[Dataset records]
-*-*-
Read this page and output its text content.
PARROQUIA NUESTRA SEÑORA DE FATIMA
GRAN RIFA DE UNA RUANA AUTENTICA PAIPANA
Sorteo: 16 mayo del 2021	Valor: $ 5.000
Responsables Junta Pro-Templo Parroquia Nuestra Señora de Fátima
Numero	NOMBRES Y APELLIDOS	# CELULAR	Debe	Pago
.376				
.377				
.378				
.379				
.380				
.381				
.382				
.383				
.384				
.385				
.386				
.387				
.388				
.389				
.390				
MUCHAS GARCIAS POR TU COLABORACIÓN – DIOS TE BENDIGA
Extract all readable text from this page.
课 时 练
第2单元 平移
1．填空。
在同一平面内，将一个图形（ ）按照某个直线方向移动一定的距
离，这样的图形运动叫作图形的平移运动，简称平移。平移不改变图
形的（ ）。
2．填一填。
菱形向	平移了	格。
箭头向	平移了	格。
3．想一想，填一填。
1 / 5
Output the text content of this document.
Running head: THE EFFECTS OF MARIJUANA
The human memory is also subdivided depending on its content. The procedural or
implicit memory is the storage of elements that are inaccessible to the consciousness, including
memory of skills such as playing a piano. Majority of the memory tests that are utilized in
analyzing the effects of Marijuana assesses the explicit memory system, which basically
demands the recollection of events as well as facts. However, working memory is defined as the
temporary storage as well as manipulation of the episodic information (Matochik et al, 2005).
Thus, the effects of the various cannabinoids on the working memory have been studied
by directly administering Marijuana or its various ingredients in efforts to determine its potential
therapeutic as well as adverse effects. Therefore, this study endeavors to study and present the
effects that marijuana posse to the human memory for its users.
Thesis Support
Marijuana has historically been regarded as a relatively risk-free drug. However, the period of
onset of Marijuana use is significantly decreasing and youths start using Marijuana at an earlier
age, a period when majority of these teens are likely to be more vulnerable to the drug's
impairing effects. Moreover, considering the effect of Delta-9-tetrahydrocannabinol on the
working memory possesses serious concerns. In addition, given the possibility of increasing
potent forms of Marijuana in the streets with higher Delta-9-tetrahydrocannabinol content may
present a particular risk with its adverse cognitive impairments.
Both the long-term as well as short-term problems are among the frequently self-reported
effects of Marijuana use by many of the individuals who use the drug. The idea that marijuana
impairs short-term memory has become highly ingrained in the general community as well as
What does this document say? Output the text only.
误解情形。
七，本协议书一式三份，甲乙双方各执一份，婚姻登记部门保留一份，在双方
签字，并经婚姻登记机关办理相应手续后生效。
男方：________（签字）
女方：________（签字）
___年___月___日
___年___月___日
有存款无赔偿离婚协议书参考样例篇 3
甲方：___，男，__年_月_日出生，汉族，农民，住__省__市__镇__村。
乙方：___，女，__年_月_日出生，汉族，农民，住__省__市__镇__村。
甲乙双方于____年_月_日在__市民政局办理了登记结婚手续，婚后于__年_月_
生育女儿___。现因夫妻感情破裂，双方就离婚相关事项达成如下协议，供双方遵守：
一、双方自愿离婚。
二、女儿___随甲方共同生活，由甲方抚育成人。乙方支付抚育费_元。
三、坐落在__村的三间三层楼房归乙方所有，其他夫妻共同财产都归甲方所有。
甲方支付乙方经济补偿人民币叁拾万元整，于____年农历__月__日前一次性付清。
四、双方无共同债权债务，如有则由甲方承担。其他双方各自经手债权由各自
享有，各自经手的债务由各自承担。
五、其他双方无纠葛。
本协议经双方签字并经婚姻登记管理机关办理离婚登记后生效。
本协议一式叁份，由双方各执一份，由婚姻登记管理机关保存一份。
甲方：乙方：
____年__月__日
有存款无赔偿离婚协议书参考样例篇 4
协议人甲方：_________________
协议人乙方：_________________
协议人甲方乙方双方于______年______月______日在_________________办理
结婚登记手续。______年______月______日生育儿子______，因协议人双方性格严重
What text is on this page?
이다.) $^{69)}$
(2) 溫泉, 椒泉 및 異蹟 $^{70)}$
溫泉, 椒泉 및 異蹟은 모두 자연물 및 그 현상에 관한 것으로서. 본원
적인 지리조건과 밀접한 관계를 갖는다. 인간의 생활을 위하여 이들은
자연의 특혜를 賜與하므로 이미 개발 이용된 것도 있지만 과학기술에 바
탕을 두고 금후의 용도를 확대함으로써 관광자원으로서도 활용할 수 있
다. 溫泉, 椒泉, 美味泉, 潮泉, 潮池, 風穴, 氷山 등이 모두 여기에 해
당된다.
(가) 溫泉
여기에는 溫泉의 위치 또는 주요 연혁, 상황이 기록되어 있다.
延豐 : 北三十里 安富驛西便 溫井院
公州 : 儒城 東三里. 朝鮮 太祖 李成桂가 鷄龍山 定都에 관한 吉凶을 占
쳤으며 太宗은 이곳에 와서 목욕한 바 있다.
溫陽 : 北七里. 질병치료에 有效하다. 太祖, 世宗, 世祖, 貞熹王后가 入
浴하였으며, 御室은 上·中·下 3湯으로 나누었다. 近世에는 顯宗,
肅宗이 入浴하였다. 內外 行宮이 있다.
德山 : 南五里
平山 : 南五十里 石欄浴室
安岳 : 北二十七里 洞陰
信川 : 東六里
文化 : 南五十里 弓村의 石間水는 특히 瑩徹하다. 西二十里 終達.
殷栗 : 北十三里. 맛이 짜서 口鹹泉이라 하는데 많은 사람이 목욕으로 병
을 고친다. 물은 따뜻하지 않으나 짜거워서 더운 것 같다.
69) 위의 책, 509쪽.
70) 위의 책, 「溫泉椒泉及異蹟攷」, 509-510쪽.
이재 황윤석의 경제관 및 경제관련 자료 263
-*-*-
Return every line of the material exactly.

== Written answer ==
Read this page and output its text content.
PARROQUIA NUESTRA SEÑORA DE FATIMA
GRAN RIFA DE UNA RUANA AUTENTICA PAIPANA
Sorteo: 16 mayo del 2021	Valor: $ 5.000
Responsables Junta Pro-Templo Parroquia Nuestra Señora de Fátima
Numero	NOMBRES Y APELLIDOS	# CELULAR	Debe	Pago
.376				
.377				
.378				
.379				
.380				
.381				
.382				
.383				
.384				
.385				
.386				
.387				
.388				
.389				
.390				
MUCHAS GARCIAS POR TU COLABORACIÓN – DIOS TE BENDIGA
Extract all readable text from this page.
课 时 练
第2单元 平移
1．填空。
在同一平面内，将一个图形（ ）按照某个直线方向移动一定的距
离，这样的图形运动叫作图形的平移运动，简称平移。平移不改变图
形的（ ）。
2．填一填。
菱形向	平移了	格。
箭头向	平移了	格。
3．想一想，填一填。
1 / 5
Output the text content of this document.
Running head: THE EFFECTS OF MARIJUANA
The human memory is also subdivided depending on its content. The procedural or
implicit memory is the storage of elements that are inaccessible to the consciousness, including
memory of skills such as playing a piano. Majority of the memory tests that are utilized in
analyzing the effects of Marijuana assesses the explicit memory system, which basically
demands the recollection of events as well as facts. However, working memory is defined as the
temporary storage as well as manipulation of the episodic information (Matochik et al, 2005).
Thus, the effects of the various cannabinoids on the working memory have been studied
by directly administering Marijuana or its various ingredients in efforts to determine its potential
therapeutic as well as adverse effects. Therefore, this study endeavors to study and present the
effects that marijuana posse to the human memory for its users.
Thesis Support
Marijuana has historically been regarded as a relatively risk-free drug. However, the period of
onset of Marijuana use is significantly decreasing and youths start using Marijuana at an earlier
age, a period when majority of these teens are likely to be more vulnerable to the drug's
impairing effects. Moreover, considering the effect of Delta-9-tetrahydrocannabinol on the
working memory possesses serious concerns. In addition, given the possibility of increasing
potent forms of Marijuana in the streets with higher Delta-9-tetrahydrocannabinol content may
present a particular risk with its adverse cognitive impairments.
Both the long-term as well as short-term problems are among the frequently self-reported
effects of Marijuana use by many of the individuals who use the drug. The idea that marijuana
impairs short-term memory has become highly ingrained in the general community as well as
What does this document say? Output the text only.
误解情形。
七，本协议书一式三份，甲乙双方各执一份，婚姻登记部门保留一份，在双方
签字，并经婚姻登记机关办理相应手续后生效。
男方：________（签字）
女方：________（签字）
___年___月___日
___年___月___日
有存款无赔偿离婚协议书参考样例篇 3
甲方：___，男，__年_月_日出生，汉族，农民，住__省__市__镇__村。
乙方：___，女，__年_月_日出生，汉族，农民，住__省__市__镇__村。
甲乙双方于____年_月_日在__市民政局办理了登记结婚手续，婚后于__年_月_
生育女儿___。现因夫妻感情破裂，双方就离婚相关事项达成如下协议，供双方遵守：
一、双方自愿离婚。
二、女儿___随甲方共同生活，由甲方抚育成人。乙方支付抚育费_元。
三、坐落在__村的三间三层楼房归乙方所有，其他夫妻共同财产都归甲方所有。
甲方支付乙方经济补偿人民币叁拾万元整，于____年农历__月__日前一次性付清。
四、双方无共同债权债务，如有则由甲方承担。其他双方各自经手债权由各自
享有，各自经手的债务由各自承担。
五、其他双方无纠葛。
本协议经双方签字并经婚姻登记管理机关办理离婚登记后生效。
本协议一式叁份，由双方各执一份，由婚姻登记管理机关保存一份。
甲方：乙方：
____年__月__日
有存款无赔偿离婚协议书参考样例篇 4
协议人甲方：_________________
协议人乙方：_________________
协议人甲方乙方双方于______年______月______日在_________________办理
结婚登记手续。______年______月______日生育儿子______，因协议人双方性格严重
What text is on this page?
이다.) $^{69)}$
(2) 溫泉, 椒泉 및 異蹟 $^{70)}$
溫泉, 椒泉 및 異蹟은 모두 자연물 및 그 현상에 관한 것으로서. 본원
적인 지리조건과 밀접한 관계를 갖는다. 인간의 생활을 위하여 이들은
자연의 특혜를 賜與하므로 이미 개발 이용된 것도 있지만 과학기술에 바
탕을 두고 금후의 용도를 확대함으로써 관광자원으로서도 활용할 수 있
다. 溫泉, 椒泉, 美味泉, 潮泉, 潮池, 風穴, 氷山 등이 모두 여기에 해
당된다.
(가) 溫泉
여기에는 溫泉의 위치 또는 주요 연혁, 상황이 기록되어 있다.
延豐 : 北三十里 安富驛西便 溫井院
公州 : 儒城 東三里. 朝鮮 太祖 李成桂가 鷄龍山 定都에 관한 吉凶을 占
쳤으며 太宗은 이곳에 와서 목욕한 바 있다.
溫陽 : 北七里. 질병치료에 有效하다. 太祖, 世宗, 世祖, 貞熹王后가 入
浴하였으며, 御室은 上·中·下 3湯으로 나누었다. 近世에는 顯宗,
肅宗이 入浴하였다. 內外 行宮이 있다.
德山 : 南五里
平山 : 南五十里 石欄浴室
安岳 : 北二十七里 洞陰
信川 : 東六里
文化 : 南五十里 弓村의 石間水는 특히 瑩徹하다. 西二十里 終達.
殷栗 : 北十三里. 맛이 짜서 口鹹泉이라 하는데 많은 사람이 목욕으로 병
을 고친다. 물은 따뜻하지 않으나 짜거워서 더운 것 같다.
69) 위의 책, 509쪽.
70) 위의 책, 「溫泉椒泉及異蹟攷」, 509-510쪽.
이재 황윤석의 경제관 및 경제관련 자료 263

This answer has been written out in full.